Start of Record list

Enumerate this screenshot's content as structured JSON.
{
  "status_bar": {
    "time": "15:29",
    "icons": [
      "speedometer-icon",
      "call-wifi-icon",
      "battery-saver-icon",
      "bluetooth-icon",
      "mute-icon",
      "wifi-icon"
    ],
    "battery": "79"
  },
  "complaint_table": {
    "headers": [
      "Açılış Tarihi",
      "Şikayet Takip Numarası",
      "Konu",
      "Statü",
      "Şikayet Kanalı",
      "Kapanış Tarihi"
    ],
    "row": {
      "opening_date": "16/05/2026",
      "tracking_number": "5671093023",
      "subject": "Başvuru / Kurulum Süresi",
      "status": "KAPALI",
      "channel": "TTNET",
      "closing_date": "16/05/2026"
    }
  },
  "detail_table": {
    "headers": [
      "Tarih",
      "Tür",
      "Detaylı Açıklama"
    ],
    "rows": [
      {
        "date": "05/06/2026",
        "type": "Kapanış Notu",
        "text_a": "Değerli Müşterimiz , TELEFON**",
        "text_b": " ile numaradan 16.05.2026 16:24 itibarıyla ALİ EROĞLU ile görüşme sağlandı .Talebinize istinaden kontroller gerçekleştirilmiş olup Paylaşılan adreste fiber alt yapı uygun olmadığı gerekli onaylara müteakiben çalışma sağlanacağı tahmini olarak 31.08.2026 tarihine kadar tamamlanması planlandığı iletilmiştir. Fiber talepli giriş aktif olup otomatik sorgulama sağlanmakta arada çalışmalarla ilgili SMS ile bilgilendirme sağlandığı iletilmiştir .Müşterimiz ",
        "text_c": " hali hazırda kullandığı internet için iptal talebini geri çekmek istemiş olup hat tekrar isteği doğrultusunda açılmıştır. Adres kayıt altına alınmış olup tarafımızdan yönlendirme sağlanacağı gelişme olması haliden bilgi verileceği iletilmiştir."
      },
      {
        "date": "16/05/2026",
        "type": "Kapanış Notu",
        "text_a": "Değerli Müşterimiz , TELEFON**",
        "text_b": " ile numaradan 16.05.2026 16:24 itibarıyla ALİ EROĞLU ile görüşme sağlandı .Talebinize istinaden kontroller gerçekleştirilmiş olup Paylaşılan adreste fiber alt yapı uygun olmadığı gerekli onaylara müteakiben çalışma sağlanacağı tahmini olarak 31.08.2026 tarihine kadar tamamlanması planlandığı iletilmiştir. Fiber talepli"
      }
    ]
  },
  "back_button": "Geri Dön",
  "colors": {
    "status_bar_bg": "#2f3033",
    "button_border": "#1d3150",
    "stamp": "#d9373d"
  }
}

End of Record list
Start of Record list

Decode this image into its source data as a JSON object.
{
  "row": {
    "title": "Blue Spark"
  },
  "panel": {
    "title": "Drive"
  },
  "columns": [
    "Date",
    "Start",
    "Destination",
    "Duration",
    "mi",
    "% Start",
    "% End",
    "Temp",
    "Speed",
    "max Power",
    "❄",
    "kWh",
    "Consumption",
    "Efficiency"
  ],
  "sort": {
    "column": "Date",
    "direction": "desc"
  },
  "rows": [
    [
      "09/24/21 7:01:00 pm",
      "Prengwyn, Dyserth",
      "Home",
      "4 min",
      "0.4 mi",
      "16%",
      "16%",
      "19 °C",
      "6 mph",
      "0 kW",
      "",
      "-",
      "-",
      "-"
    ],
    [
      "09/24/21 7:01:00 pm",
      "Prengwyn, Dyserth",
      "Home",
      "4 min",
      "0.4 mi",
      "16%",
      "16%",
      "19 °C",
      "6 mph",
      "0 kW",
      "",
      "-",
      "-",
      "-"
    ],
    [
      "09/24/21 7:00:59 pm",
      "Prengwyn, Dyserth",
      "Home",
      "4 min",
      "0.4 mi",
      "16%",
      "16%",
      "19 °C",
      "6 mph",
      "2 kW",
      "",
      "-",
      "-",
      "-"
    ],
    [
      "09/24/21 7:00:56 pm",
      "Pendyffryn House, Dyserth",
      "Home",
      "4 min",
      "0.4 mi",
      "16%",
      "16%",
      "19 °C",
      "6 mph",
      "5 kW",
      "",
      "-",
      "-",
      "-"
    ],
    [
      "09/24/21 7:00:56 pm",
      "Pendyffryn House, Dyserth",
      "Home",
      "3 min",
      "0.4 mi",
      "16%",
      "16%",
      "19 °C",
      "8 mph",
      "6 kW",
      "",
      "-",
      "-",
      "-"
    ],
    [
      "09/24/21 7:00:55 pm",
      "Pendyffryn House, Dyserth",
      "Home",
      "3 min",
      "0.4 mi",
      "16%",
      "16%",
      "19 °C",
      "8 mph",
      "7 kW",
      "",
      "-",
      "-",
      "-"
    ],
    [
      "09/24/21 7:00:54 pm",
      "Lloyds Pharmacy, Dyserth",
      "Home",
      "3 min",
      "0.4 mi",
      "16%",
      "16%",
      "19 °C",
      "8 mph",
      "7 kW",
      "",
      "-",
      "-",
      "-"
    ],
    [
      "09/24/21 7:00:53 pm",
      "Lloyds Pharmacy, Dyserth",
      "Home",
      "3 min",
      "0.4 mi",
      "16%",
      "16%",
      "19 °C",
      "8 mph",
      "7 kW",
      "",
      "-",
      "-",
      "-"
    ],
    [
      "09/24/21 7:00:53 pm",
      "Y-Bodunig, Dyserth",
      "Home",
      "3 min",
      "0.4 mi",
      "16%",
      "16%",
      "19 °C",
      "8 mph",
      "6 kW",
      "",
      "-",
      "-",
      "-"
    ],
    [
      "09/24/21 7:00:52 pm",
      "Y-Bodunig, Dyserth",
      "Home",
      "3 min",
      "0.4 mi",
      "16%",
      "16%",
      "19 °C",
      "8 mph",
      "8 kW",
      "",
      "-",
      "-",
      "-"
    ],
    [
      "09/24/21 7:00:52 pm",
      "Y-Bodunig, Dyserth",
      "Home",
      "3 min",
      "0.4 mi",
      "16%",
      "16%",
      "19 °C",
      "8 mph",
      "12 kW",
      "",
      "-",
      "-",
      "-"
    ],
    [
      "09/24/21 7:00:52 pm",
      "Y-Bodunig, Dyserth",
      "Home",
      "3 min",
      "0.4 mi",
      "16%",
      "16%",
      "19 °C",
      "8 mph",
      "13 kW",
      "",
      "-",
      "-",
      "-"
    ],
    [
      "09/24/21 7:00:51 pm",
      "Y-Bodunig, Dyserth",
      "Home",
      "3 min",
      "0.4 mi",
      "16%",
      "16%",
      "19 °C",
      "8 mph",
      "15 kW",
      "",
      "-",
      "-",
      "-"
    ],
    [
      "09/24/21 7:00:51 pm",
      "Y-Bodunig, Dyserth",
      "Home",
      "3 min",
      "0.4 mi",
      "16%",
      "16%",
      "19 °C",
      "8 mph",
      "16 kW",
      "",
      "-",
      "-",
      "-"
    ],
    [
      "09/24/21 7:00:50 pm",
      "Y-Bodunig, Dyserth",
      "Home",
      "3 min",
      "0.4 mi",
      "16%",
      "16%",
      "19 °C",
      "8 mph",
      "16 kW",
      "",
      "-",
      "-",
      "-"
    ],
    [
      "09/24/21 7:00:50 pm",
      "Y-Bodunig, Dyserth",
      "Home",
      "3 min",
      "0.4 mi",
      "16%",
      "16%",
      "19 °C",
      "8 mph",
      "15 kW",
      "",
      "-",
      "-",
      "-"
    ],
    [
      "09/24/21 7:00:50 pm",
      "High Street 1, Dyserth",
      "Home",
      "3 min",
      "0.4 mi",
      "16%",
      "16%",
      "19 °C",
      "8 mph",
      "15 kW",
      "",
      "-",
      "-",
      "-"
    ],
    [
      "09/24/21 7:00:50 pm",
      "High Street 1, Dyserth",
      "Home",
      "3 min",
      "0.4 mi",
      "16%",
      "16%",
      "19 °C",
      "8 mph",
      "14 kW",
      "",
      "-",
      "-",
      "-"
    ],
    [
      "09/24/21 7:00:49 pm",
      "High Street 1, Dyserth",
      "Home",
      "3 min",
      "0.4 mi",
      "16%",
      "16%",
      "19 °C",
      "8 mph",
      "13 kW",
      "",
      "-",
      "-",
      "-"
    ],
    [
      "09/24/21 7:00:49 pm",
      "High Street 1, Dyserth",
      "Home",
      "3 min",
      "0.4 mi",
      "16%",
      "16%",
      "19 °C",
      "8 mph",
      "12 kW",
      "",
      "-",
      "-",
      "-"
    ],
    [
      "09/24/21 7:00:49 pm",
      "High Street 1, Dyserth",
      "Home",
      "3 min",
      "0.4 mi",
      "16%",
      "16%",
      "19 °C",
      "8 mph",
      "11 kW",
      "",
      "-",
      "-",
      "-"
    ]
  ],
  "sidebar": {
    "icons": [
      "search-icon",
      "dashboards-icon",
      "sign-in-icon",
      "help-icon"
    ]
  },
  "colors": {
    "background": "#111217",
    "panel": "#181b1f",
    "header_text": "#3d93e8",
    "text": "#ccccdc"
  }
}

End of Record list
Start of Record list

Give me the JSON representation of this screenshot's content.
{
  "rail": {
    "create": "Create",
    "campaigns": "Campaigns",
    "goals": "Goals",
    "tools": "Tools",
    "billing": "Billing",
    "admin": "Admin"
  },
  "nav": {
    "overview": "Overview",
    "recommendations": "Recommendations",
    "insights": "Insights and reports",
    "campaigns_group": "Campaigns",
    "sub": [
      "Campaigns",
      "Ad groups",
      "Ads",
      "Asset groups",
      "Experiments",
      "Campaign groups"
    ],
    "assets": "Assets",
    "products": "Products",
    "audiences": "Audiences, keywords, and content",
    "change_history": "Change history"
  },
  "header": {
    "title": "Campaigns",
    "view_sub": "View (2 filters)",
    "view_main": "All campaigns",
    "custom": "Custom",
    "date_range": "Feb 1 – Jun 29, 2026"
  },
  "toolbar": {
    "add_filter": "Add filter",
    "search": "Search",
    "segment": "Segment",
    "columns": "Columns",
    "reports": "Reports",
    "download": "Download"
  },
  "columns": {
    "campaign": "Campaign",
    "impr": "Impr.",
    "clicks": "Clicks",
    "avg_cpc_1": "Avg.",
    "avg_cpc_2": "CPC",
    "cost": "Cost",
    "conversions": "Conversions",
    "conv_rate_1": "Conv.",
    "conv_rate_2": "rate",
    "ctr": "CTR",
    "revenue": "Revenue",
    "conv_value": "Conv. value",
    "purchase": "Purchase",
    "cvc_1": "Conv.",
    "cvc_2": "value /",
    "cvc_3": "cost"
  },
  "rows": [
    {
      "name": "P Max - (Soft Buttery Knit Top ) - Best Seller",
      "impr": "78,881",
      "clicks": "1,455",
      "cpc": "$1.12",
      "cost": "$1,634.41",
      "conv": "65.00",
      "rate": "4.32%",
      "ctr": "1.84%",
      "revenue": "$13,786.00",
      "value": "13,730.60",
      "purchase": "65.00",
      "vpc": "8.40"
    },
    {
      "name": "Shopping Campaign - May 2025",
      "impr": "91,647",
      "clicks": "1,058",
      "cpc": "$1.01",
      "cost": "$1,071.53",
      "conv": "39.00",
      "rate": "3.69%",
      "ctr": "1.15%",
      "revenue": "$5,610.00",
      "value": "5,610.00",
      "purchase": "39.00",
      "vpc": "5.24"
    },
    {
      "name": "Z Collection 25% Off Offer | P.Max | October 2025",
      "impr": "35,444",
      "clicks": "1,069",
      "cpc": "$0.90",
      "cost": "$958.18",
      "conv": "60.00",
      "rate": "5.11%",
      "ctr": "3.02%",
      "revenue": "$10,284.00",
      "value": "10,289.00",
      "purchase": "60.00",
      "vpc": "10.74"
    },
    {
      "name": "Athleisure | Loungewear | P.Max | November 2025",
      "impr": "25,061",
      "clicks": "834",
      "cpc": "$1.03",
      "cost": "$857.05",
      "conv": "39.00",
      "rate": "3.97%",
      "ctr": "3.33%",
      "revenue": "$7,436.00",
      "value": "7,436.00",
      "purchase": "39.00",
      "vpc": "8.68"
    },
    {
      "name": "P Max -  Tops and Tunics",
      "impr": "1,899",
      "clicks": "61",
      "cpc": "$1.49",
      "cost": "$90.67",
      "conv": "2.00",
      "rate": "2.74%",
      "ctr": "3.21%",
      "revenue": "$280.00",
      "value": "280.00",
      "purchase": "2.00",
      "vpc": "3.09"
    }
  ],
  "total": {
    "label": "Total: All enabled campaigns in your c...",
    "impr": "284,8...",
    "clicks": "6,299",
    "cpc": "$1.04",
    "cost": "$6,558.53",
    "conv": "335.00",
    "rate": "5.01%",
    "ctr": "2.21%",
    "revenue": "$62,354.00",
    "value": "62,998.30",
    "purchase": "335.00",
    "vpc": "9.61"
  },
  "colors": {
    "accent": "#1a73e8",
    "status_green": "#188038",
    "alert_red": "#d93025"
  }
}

End of Record list

• Your objective:
Report every line in the data above in which the word "revenue" appears.

• Completed task:
    "revenue": "Revenue",
      "revenue": "$13,786.00",
      "revenue": "$5,610.00",
      "revenue": "$10,284.00",
      "revenue": "$7,436.00",
      "revenue": "$280.00",
    "revenue": "$62,354.00",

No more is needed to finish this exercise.